SOURCE:
%%
France to Super Power - Peres questions France permanent status on Security Council

By The Associated Press


Former foreign minister Shimon Peres on Thursday criticized France and Germany for their opposition to a U.S.-led attack on Iraq, and questioned France's status as a permanent member of the United Nations Security Council.

Peres, a Nobel Peace Prize laureate, also criticized recent mass demonstrations around the world against a possible U.S. attack on Iraq.

"Why didn't they demonstrate when Saddam Hussein invaded Iran, or invaded Kuwait?" Peres told the Conference of Presidents of Major American Jewish Organizations. "That was a war. It cost a million lives."

Peres also suggested another country replace France as a permanent member of the Security Council. "Why not for example, India, that represents much more of the 20th century, in terms of people, in terms of position, in terms of visions?" Peres said.

If France and Germany oppose positions backed by other European countries, they should provide alternatives proposals, Peres said.

He also questioned their support, without UN backing, for the use of force in the Balkans in 1999. "One must ask, why was it right to bomb Kosovo... without the United Nations? Is [former Yugoslav President Slobodan] Milosevic more dangerous than Saddam Hussein?" Peres said.

Israel has not openly called for a U.S. attack on Iraq, but has made no secret of its desire to see the ouster of Saddam, whose regime fired 39 Scud missiles at Israel during the 1991 Gulf War.

Speaking at the same conference Thursday, Prime Minister Ariel Sharon ruled out giving up any part of Jerusalem in peace negotiations and said Israel would not accept the return of Palestinian refugees, rejecting key Palestinian demands.

He insisted that Israel is prepared to make "painful compromises" for durable peace, but would not compromise over Israel's security. He did not give details.

"I don't think there is any right to anyone to make any compromise when it comes to Jerusalem," he said. "We are guardians of Jerusalem for future generations."

Sharon categorically rejected the Palestinian claim of a "right of return" of refugees, referring to hundreds of thousands of Arabs who fled or were driven out of their homes during the two-year war that followed Israel's creation in 1948, along with their descendants, an estimated 4 million people.

"Israel will never accept that danger to occur. Never," he said. "We understand the tragedy" of the refugees, he said, but Israel has no responsibility for them because it was attacked. Accepting their return "means the destruction of Israel as [an] independent, democratic Jewish state," he said.

Sharon appealed to the U.S. Jewish leaders to help explain Israel's cause in the world. "Every Jew is an ambassador for Israel," he told them.
%%
EXERCISE:
Answer these questions from the news report, one per line:
1. Which country did Peres propose as a permanent Security Council member in place of France?
2. How many Scud missiles did Saddam's regime fire at Israel during the 1991 Gulf War?
3. About how many people does the estimate of refugees and their descendants come to?
The rows after the news report are separate material with no tie to it.

ENTRIES SUPPLIED:
%%
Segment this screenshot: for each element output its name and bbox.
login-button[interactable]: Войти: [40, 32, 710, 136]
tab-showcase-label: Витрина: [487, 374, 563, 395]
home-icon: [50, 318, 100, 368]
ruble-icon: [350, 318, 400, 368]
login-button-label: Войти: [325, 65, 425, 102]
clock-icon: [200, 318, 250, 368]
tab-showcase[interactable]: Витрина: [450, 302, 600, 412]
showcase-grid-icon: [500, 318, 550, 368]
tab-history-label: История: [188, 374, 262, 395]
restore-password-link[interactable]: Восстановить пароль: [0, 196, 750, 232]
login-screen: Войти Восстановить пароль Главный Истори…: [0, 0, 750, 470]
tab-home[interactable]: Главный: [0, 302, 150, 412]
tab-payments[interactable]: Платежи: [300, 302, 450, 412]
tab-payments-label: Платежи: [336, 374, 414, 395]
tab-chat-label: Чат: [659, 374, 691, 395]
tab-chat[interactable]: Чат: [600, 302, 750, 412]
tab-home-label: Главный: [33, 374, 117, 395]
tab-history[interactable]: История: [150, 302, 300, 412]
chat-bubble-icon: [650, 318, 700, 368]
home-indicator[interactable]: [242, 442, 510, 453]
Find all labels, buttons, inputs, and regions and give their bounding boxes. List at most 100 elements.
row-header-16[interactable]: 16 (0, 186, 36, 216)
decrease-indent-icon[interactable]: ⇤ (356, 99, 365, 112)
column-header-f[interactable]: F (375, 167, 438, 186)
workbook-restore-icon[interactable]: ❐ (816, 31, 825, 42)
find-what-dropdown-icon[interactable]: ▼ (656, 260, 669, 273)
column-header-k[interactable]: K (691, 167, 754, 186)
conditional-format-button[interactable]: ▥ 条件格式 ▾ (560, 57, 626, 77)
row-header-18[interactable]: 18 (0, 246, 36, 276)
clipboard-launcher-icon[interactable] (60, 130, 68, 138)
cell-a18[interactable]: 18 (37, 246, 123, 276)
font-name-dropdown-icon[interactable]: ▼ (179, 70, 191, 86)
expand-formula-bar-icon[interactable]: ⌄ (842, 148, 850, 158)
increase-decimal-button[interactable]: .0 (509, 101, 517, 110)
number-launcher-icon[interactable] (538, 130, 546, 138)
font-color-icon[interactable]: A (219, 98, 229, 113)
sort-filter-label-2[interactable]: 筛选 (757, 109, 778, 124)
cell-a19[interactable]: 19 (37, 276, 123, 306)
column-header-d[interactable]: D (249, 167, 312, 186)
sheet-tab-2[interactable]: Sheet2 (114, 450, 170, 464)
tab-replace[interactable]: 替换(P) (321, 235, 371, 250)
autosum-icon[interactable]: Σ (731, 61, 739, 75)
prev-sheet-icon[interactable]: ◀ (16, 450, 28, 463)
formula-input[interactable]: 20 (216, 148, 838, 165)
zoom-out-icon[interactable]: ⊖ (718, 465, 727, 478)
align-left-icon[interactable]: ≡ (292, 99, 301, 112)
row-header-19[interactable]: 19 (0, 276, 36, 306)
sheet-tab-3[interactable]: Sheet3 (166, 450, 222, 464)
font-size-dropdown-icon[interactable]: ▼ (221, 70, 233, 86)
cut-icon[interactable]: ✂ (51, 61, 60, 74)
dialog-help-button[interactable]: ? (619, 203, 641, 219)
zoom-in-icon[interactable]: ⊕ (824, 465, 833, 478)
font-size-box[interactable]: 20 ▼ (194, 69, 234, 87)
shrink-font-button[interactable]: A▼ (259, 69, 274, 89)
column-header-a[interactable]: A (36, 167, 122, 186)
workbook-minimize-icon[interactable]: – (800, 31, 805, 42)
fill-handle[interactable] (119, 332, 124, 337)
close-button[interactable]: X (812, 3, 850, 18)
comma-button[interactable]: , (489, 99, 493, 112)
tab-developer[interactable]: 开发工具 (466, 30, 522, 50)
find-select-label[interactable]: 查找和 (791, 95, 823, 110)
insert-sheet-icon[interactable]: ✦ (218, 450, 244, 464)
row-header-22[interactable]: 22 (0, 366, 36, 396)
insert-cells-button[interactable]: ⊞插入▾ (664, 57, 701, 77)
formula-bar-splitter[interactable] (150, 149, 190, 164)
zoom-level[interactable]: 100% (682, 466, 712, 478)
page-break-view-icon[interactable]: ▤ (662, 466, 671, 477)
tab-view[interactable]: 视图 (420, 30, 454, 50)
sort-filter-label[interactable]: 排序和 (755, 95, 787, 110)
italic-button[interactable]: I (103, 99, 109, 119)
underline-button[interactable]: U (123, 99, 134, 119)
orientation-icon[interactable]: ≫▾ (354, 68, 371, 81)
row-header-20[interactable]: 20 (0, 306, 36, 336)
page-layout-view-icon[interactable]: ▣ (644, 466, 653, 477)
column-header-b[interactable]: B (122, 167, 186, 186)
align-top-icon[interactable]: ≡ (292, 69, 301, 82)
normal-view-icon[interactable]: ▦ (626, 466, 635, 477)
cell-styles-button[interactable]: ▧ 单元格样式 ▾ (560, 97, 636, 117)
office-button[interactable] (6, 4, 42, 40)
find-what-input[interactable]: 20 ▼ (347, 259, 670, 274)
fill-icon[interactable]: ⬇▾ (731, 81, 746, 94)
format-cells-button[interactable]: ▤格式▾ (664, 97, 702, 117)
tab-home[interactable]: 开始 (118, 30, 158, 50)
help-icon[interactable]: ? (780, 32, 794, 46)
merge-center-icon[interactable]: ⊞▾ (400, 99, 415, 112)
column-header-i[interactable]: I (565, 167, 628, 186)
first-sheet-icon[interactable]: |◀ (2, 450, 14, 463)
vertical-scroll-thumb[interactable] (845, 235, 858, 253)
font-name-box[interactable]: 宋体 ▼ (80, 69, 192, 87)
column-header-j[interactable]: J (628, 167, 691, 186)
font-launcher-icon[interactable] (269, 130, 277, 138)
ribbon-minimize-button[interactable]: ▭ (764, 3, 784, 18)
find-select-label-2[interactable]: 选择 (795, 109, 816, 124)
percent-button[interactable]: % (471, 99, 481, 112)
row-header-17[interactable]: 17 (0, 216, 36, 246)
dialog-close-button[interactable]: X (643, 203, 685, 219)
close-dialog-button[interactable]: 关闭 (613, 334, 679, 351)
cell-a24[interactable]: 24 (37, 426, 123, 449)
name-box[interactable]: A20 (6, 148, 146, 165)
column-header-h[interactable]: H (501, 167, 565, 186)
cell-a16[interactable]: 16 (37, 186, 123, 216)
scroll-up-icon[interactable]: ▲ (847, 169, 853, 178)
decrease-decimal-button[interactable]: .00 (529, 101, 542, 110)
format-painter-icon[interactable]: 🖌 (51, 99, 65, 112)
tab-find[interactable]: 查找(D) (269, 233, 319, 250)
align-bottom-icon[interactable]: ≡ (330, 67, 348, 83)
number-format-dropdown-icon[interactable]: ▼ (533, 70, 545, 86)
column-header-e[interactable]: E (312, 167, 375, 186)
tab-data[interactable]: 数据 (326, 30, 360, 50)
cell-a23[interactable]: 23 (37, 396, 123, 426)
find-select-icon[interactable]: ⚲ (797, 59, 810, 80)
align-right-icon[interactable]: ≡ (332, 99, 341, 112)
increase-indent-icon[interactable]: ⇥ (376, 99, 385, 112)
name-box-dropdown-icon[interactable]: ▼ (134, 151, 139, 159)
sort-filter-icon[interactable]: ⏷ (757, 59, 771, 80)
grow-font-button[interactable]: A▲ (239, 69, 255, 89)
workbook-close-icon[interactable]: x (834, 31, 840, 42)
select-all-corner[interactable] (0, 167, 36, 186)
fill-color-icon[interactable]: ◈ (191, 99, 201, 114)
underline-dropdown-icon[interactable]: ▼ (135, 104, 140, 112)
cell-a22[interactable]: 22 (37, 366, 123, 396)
%%
ANSWER TO THIS PROBLEM:
1. India
2. 39
3. About 4 million